Exercise requirements:
Write down each entry again, exactly as it reads.

— begin Input material —

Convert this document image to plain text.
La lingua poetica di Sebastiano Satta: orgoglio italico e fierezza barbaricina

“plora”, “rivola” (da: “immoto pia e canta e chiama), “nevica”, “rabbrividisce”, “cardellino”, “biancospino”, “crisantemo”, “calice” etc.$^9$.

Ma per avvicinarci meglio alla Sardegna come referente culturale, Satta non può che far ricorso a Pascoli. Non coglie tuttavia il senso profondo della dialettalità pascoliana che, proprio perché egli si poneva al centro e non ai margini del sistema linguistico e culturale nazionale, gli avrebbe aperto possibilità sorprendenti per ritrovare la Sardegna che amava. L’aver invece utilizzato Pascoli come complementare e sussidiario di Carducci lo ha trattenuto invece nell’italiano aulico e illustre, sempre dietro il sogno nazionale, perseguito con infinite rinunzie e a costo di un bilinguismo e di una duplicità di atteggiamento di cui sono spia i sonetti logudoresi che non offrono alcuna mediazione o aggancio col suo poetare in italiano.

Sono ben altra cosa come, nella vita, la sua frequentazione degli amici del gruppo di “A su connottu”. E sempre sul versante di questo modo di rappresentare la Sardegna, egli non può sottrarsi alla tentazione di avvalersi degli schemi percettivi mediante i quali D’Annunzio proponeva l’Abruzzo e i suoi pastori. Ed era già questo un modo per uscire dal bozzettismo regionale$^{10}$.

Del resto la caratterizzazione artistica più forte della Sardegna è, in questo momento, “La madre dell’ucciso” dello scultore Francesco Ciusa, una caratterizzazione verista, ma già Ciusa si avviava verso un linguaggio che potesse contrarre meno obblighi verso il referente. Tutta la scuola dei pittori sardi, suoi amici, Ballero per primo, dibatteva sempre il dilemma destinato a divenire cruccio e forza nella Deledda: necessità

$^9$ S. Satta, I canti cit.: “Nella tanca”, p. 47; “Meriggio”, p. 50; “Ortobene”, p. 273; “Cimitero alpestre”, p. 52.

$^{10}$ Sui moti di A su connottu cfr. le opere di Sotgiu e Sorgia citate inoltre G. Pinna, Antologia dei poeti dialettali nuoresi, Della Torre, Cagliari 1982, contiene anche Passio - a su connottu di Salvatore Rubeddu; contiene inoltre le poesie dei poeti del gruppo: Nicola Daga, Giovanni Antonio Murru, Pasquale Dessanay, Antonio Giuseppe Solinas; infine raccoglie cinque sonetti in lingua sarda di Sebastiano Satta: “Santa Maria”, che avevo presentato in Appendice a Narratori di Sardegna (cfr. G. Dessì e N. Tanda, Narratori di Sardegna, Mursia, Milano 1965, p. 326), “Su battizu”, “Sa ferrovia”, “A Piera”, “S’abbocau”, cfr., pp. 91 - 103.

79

— end Input material —

Answer to this task:
Convert this document image to plain text.
La lingua poetica di Sebastiano Satta: orgoglio italico e fierezza barbaricina

“plora”, “rivola” (da: “immoto pia e canta e chiama), “nevica”, “rabbrividisce”, “cardellino”, “biancospino”, “crisantemo”, “calice” etc.$^9$.

Ma per avvicinarci meglio alla Sardegna come referente culturale, Satta non può che far ricorso a Pascoli. Non coglie tuttavia il senso profondo della dialettalità pascoliana che, proprio perché egli si poneva al centro e non ai margini del sistema linguistico e culturale nazionale, gli avrebbe aperto possibilità sorprendenti per ritrovare la Sardegna che amava. L’aver invece utilizzato Pascoli come complementare e sussidiario di Carducci lo ha trattenuto invece nell’italiano aulico e illustre, sempre dietro il sogno nazionale, perseguito con infinite rinunzie e a costo di un bilinguismo e di una duplicità di atteggiamento di cui sono spia i sonetti logudoresi che non offrono alcuna mediazione o aggancio col suo poetare in italiano.

Sono ben altra cosa come, nella vita, la sua frequentazione degli amici del gruppo di “A su connottu”. E sempre sul versante di questo modo di rappresentare la Sardegna, egli non può sottrarsi alla tentazione di avvalersi degli schemi percettivi mediante i quali D’Annunzio proponeva l’Abruzzo e i suoi pastori. Ed era già questo un modo per uscire dal bozzettismo regionale$^{10}$.

Del resto la caratterizzazione artistica più forte della Sardegna è, in questo momento, “La madre dell’ucciso” dello scultore Francesco Ciusa, una caratterizzazione verista, ma già Ciusa si avviava verso un linguaggio che potesse contrarre meno obblighi verso il referente. Tutta la scuola dei pittori sardi, suoi amici, Ballero per primo, dibatteva sempre il dilemma destinato a divenire cruccio e forza nella Deledda: necessità

$^9$ S. Satta, I canti cit.: “Nella tanca”, p. 47; “Meriggio”, p. 50; “Ortobene”, p. 273; “Cimitero alpestre”, p. 52.

$^{10}$ Sui moti di A su connottu cfr. le opere di Sotgiu e Sorgia citate inoltre G. Pinna, Antologia dei poeti dialettali nuoresi, Della Torre, Cagliari 1982, contiene anche Passio - a su connottu di Salvatore Rubeddu; contiene inoltre le poesie dei poeti del gruppo: Nicola Daga, Giovanni Antonio Murru, Pasquale Dessanay, Antonio Giuseppe Solinas; infine raccoglie cinque sonetti in lingua sarda di Sebastiano Satta: “Santa Maria”, che avevo presentato in Appendice a Narratori di Sardegna (cfr. G. Dessì e N. Tanda, Narratori di Sardegna, Mursia, Milano 1965, p. 326), “Su battizu”, “Sa ferrovia”, “A Piera”, “S’abbocau”, cfr., pp. 91 - 103.

79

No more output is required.